WORK TASK: Please make an exact transcription of the records, keeping the pictures out of it.

DATASET ENTRIES:
# # # # # # #

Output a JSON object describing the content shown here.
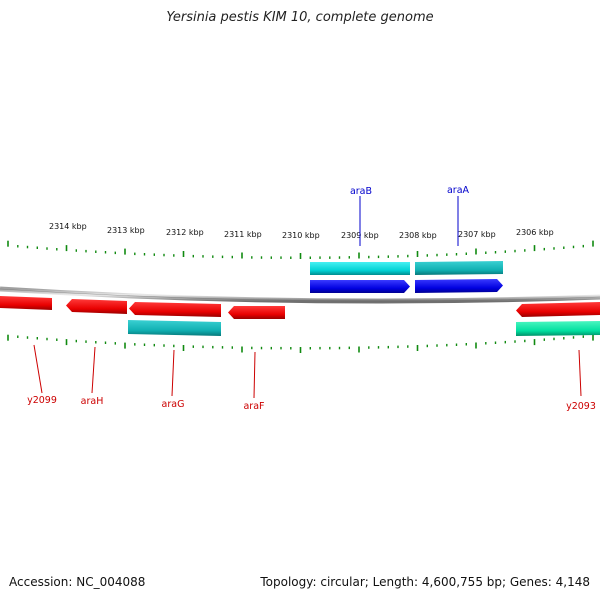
{
  "title": "Yersinia pestis KIM 10, complete genome",
  "scale_labels": [
    "2314 kbp",
    "2313 kbp",
    "2312 kbp",
    "2311 kbp",
    "2310 kbp",
    "2309 kbp",
    "2308 kbp",
    "2307 kbp",
    "2306 kbp"
  ],
  "genes": [
    {
      "name": "araB",
      "strand": "+",
      "color": "#0000dd"
    },
    {
      "name": "araA",
      "strand": "+",
      "color": "#0000dd"
    },
    {
      "name": "y2099",
      "strand": "-",
      "color": "#e60000"
    },
    {
      "name": "araH",
      "strand": "-",
      "color": "#e60000"
    },
    {
      "name": "araG",
      "strand": "-",
      "color": "#e60000"
    },
    {
      "name": "araF",
      "strand": "-",
      "color": "#e60000"
    },
    {
      "name": "y2093",
      "strand": "-",
      "color": "#e60000"
    }
  ],
  "cds_colors": {
    "cyan": "#00c8cc",
    "teal": "#14b0b4",
    "green": "#00e0a0"
  },
  "footer": {
    "accession": "Accession: NC_004088",
    "summary": "Topology: circular; Length: 4,600,755 bp; Genes: 4,148"
  }
}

# # # # # # #

RESULT FOR THIS EXERCISE:
Output a JSON object describing the content shown here.
{
  "title": "Yersinia pestis KIM 10, complete genome",
  "scale_labels": [
    "2314 kbp",
    "2313 kbp",
    "2312 kbp",
    "2311 kbp",
    "2310 kbp",
    "2309 kbp",
    "2308 kbp",
    "2307 kbp",
    "2306 kbp"
  ],
  "genes": [
    {
      "name": "araB",
      "strand": "+",
      "color": "#0000dd"
    },
    {
      "name": "araA",
      "strand": "+",
      "color": "#0000dd"
    },
    {
      "name": "y2099",
      "strand": "-",
      "color": "#e60000"
    },
    {
      "name": "araH",
      "strand": "-",
      "color": "#e60000"
    },
    {
      "name": "araG",
      "strand": "-",
      "color": "#e60000"
    },
    {
      "name": "araF",
      "strand": "-",
      "color": "#e60000"
    },
    {
      "name": "y2093",
      "strand": "-",
      "color": "#e60000"
    }
  ],
  "cds_colors": {
    "cyan": "#00c8cc",
    "teal": "#14b0b4",
    "green": "#00e0a0"
  },
  "footer": {
    "accession": "Accession: NC_004088",
    "summary": "Topology: circular; Length: 4,600,755 bp; Genes: 4,148"
  }
}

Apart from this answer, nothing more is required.